* _Required action_
Search each line of the data for the word "modulo"; copy every line where it is found.

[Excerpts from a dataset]
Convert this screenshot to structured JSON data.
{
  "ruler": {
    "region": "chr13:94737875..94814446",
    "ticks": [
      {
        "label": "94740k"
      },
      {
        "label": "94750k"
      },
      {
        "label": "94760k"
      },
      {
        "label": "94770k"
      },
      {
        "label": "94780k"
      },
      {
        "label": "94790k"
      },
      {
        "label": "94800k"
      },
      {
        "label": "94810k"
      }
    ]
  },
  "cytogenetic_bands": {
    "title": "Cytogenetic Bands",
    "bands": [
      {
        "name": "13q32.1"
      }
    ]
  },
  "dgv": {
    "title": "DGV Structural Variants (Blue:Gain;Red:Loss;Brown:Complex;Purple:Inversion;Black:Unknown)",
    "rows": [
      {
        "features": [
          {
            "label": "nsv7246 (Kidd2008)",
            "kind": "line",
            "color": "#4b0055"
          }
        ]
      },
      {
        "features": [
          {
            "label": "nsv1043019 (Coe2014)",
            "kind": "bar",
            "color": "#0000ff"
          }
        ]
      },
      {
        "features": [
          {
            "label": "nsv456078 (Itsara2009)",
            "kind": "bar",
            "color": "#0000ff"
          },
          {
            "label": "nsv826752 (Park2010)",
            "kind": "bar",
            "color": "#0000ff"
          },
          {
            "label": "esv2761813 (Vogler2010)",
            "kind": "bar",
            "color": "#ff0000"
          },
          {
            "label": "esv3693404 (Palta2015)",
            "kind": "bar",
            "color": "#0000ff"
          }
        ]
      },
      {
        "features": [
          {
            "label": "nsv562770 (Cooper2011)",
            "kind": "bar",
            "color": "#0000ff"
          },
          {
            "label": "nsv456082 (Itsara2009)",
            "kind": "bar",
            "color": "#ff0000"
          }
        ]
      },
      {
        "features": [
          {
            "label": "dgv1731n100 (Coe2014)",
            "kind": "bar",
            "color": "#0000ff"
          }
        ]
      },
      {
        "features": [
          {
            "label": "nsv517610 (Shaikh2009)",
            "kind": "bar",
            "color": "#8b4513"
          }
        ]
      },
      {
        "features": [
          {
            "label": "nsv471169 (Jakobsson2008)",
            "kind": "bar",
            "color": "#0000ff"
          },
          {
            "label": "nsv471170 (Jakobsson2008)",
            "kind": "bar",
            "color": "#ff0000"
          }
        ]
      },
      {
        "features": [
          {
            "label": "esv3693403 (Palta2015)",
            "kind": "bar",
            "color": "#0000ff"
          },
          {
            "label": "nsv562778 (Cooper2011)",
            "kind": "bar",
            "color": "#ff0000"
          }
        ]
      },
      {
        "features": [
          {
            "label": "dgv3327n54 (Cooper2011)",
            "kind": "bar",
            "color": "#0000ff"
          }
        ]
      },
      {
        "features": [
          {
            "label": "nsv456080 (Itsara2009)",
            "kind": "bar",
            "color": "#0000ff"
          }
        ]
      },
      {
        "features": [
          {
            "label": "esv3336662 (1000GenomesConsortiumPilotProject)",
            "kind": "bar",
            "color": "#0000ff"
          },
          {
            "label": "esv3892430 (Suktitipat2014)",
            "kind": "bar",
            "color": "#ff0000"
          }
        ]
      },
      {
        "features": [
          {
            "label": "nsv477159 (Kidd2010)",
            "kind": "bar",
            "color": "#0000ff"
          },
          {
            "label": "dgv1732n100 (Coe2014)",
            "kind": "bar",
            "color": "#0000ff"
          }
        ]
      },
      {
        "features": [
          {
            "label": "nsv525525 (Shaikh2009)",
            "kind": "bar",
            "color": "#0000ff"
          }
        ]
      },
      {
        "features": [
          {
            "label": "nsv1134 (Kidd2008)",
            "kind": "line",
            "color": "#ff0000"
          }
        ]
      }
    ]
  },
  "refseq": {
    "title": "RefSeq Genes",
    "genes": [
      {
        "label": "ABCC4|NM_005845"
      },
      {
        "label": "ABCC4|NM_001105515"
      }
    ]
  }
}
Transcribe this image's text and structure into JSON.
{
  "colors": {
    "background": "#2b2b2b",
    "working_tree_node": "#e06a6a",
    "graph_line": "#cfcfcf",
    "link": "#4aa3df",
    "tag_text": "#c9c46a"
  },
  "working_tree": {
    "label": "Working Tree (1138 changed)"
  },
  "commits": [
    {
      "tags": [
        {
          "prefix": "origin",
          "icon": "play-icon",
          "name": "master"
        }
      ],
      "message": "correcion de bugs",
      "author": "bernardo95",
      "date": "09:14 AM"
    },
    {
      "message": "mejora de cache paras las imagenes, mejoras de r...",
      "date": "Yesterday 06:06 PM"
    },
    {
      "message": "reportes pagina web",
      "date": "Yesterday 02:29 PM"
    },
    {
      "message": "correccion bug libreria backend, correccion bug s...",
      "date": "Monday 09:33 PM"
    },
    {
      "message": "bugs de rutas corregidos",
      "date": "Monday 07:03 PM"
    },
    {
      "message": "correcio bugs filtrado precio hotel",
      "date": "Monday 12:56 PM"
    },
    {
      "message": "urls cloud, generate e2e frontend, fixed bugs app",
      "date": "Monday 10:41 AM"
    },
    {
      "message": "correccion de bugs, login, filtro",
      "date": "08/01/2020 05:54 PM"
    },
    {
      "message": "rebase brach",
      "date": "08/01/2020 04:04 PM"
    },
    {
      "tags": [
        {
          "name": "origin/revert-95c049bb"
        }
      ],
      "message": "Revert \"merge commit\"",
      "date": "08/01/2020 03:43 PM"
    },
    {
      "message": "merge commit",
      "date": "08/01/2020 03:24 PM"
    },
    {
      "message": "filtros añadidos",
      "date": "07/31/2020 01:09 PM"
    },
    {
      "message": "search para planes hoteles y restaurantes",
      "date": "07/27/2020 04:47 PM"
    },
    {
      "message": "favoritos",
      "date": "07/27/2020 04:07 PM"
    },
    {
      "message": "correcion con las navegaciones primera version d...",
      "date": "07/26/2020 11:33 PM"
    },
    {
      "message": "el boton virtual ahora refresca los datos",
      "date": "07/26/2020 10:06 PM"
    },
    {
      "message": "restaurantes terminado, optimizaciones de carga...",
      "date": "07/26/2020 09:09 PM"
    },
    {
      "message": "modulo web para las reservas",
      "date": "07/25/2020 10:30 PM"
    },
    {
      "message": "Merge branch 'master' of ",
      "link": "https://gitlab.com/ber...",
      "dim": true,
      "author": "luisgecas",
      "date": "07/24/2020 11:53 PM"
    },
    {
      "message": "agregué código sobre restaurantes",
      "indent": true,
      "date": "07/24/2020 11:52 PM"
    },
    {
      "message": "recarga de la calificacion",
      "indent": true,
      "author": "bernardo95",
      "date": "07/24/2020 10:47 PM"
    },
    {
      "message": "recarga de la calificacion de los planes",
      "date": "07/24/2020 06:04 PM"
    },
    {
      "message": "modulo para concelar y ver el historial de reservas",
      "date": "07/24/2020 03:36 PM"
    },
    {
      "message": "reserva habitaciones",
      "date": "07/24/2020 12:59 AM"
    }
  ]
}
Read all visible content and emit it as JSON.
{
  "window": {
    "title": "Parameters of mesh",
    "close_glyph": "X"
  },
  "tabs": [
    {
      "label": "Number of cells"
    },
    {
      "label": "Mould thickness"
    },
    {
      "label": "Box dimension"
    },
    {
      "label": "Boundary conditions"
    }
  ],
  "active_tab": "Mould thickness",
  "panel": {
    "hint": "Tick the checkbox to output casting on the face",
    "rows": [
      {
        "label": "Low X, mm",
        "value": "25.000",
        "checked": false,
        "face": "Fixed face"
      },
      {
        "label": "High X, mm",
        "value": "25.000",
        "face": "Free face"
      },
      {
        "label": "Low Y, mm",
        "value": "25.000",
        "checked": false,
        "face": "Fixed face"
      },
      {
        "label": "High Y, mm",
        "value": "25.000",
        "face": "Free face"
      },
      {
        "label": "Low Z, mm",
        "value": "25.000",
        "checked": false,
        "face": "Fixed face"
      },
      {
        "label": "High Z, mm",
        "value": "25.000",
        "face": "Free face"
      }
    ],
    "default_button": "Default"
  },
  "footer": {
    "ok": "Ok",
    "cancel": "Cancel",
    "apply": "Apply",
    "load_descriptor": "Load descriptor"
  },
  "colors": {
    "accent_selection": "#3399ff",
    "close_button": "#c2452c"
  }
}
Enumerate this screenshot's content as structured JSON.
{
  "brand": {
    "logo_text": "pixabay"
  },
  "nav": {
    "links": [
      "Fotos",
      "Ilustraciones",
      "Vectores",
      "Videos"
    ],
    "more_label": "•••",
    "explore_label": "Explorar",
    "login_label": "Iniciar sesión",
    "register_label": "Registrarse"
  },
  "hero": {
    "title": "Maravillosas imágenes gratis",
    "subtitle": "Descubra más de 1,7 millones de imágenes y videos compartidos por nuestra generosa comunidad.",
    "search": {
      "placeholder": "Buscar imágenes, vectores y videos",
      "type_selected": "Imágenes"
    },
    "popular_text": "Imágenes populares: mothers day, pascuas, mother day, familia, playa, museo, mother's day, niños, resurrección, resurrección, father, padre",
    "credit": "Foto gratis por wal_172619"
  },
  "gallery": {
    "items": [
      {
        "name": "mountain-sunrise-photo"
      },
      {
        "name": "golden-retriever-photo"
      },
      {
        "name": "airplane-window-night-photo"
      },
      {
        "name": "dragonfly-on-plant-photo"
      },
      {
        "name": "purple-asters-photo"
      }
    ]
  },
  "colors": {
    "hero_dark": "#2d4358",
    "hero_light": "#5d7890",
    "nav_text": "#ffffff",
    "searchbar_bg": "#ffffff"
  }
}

* _Solution to the exercise_
      "message": "modulo web para las reservas",
      "message": "modulo para concelar y ver el historial de reservas",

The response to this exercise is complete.